→ Exercise inputs
* * *
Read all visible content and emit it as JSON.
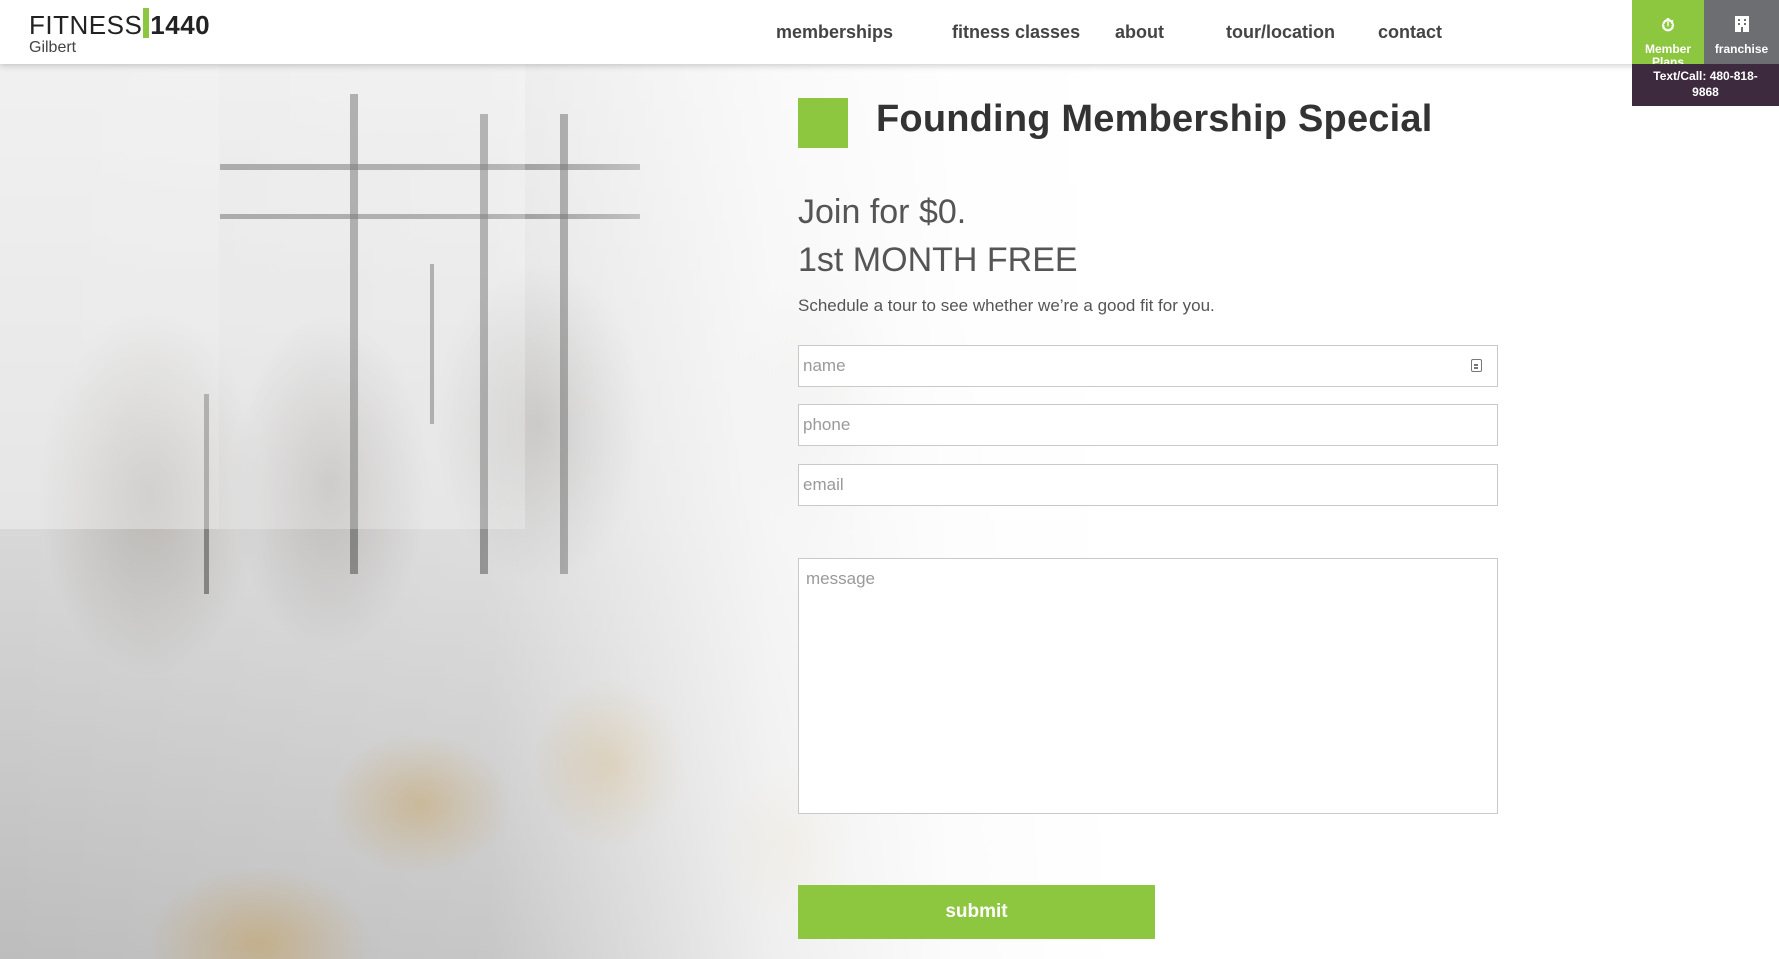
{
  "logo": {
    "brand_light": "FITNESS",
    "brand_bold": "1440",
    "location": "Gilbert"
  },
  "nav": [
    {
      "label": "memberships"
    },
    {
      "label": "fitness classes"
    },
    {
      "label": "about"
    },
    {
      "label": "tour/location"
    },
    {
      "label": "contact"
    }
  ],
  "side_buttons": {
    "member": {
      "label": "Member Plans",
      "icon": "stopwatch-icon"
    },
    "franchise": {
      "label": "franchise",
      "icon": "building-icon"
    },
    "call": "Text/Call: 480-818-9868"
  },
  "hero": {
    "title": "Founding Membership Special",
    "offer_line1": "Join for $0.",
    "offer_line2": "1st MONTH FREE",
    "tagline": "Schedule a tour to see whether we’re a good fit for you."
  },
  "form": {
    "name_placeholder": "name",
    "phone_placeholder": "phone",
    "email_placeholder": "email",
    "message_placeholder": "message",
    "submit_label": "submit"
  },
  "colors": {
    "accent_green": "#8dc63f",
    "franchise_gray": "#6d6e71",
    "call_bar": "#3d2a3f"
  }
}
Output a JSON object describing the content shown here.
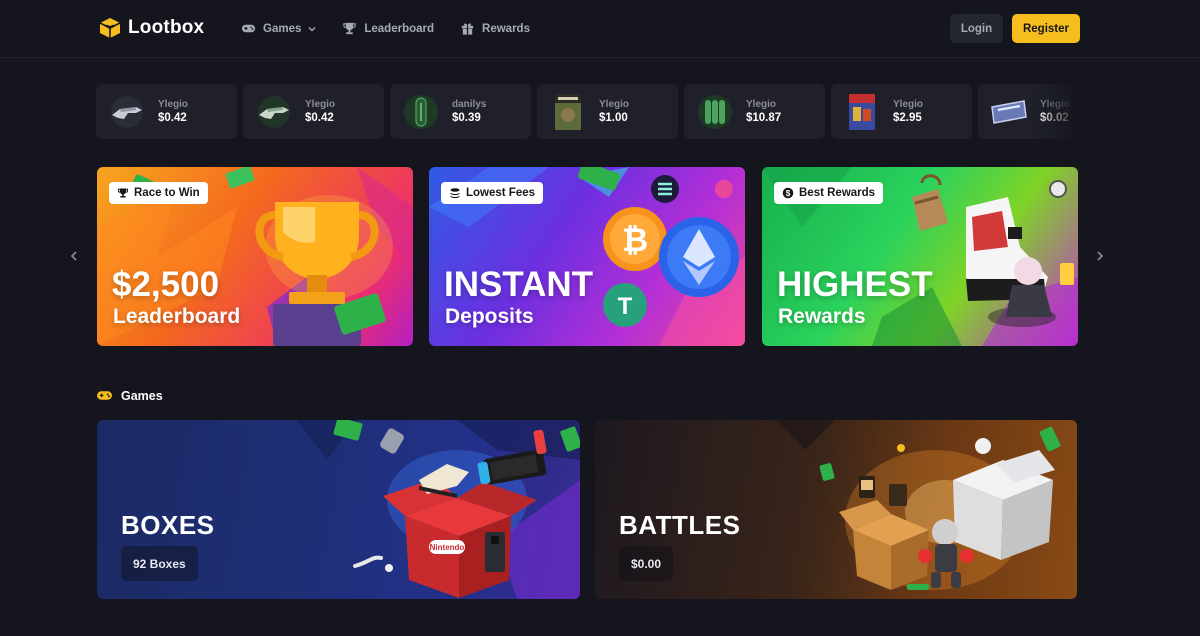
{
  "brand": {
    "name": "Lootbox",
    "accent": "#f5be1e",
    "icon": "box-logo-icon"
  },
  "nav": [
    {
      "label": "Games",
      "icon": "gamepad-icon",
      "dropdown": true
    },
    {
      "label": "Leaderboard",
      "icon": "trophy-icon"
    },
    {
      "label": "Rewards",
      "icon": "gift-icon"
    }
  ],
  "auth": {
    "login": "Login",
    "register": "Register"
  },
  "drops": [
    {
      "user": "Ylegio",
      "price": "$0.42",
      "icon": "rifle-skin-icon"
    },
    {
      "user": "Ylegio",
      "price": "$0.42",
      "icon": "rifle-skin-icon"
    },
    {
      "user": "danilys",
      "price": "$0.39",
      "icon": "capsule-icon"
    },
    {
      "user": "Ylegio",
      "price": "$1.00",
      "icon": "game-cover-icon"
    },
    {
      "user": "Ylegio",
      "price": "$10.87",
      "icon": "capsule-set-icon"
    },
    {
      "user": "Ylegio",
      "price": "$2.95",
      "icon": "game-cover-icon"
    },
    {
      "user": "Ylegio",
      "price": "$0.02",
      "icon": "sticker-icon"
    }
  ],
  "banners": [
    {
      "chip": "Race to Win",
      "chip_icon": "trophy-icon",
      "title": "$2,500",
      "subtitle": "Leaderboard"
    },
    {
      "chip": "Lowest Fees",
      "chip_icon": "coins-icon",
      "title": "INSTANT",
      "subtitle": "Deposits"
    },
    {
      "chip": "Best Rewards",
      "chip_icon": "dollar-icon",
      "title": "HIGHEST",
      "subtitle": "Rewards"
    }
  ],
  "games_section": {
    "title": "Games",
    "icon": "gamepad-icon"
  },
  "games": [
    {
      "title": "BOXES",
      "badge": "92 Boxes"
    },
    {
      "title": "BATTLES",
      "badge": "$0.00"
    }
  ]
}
* * *
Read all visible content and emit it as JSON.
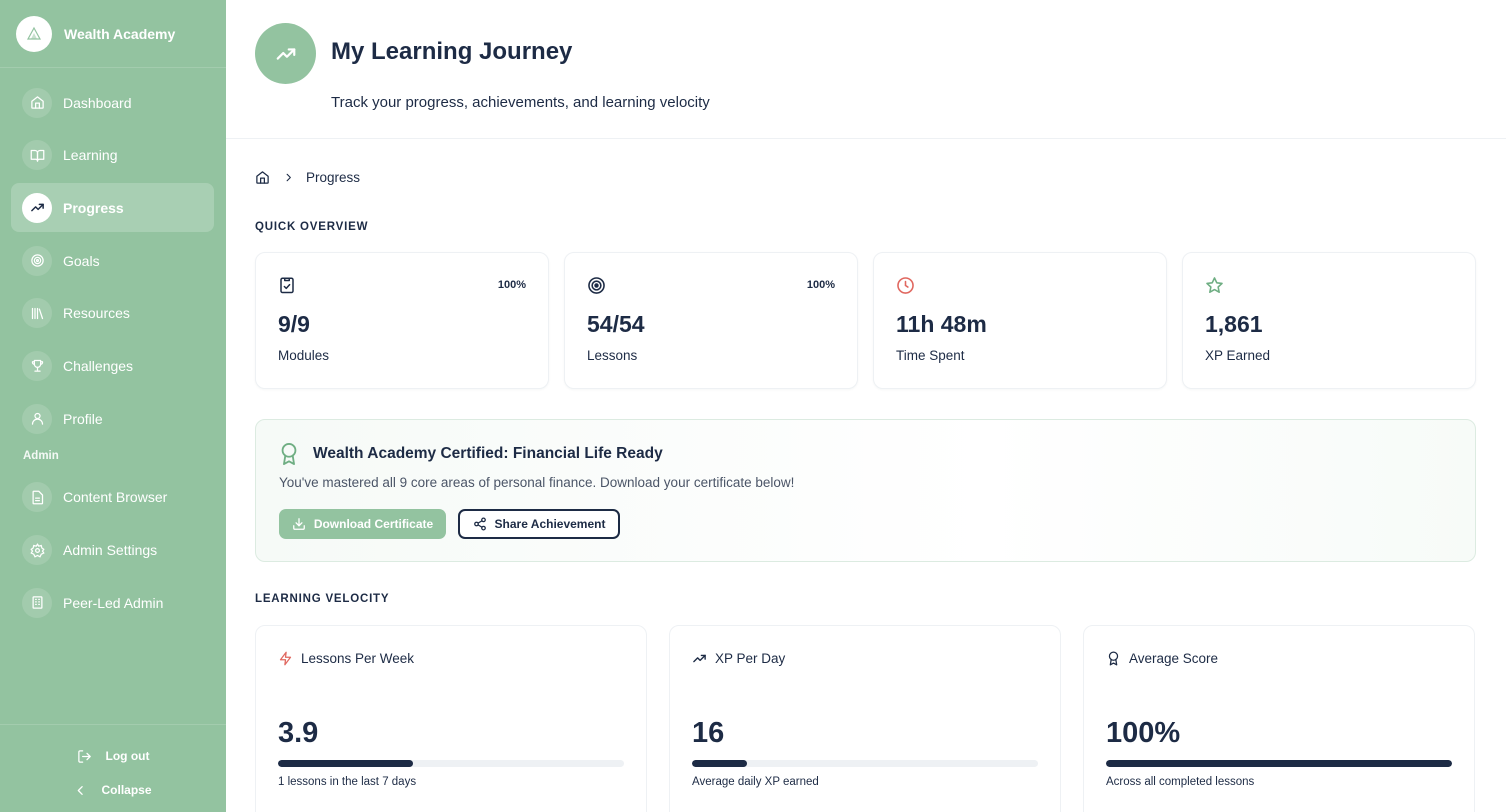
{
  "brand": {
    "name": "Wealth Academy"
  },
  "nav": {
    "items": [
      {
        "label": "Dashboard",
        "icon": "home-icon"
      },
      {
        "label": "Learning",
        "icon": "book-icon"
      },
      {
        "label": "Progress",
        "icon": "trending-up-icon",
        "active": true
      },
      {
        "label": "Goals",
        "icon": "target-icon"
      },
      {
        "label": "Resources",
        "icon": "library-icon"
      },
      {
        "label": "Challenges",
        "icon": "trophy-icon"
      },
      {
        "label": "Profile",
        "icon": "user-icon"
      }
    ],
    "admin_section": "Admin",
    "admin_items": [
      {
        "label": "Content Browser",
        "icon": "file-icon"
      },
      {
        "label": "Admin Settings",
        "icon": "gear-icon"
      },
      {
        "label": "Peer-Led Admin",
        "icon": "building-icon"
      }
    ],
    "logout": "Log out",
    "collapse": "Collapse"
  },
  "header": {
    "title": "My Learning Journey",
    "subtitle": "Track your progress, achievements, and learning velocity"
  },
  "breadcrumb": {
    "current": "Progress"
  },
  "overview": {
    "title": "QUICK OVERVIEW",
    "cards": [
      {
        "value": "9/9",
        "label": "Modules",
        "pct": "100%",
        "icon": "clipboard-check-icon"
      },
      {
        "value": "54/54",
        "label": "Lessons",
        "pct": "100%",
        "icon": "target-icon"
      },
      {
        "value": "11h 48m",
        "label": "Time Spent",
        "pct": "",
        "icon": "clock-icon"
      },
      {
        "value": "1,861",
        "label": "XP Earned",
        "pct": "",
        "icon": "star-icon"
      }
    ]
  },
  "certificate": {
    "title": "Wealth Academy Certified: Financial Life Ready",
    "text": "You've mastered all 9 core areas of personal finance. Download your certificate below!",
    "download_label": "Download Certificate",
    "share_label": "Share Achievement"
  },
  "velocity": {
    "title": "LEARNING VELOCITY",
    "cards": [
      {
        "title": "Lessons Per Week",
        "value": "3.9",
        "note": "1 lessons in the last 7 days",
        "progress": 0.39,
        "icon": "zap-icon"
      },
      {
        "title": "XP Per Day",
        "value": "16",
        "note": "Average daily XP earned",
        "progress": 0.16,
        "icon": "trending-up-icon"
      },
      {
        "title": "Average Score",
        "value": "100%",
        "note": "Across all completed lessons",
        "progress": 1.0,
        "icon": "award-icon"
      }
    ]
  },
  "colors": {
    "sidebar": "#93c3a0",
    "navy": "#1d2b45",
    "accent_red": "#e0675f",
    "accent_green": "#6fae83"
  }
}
* * *
→ Given problem
Each line that holds the word "gamepad" should be extracted from the records.

→ Exercise output
      "icon": "gamepad-icon",
    "icon": "gamepad-icon"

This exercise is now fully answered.